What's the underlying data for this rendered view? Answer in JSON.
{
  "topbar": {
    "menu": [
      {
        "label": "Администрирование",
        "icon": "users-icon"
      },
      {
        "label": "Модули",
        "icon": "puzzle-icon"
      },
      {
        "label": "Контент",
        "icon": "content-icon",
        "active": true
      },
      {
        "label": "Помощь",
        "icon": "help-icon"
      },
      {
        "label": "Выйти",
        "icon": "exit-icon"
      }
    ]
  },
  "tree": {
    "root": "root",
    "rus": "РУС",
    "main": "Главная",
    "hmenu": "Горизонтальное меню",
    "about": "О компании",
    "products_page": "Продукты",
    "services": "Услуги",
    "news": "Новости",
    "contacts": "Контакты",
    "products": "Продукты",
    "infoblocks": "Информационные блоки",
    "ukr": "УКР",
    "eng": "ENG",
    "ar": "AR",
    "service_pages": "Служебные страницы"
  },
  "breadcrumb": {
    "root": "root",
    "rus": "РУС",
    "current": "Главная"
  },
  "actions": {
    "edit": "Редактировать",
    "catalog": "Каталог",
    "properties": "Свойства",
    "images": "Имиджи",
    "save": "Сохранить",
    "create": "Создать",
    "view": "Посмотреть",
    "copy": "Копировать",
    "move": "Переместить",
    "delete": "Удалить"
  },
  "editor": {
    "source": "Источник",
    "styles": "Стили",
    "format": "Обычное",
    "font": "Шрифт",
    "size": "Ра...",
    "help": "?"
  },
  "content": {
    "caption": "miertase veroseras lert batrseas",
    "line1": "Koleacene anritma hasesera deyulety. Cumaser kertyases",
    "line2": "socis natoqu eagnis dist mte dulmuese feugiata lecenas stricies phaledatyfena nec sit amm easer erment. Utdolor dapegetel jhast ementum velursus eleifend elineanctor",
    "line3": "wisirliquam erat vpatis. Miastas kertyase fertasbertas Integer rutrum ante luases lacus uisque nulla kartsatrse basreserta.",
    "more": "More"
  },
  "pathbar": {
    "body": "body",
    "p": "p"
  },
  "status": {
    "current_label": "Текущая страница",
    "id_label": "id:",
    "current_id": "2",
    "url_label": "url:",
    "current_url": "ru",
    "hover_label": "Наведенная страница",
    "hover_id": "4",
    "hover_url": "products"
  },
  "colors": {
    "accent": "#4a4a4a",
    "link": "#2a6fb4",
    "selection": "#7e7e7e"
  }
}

----------

◆ Task: Copy each line containing the word "icon" from the data.

◆ Reply:
        "icon": "users-icon"
        "icon": "puzzle-icon"
        "icon": "content-icon",
        "icon": "help-icon"
        "icon": "exit-icon"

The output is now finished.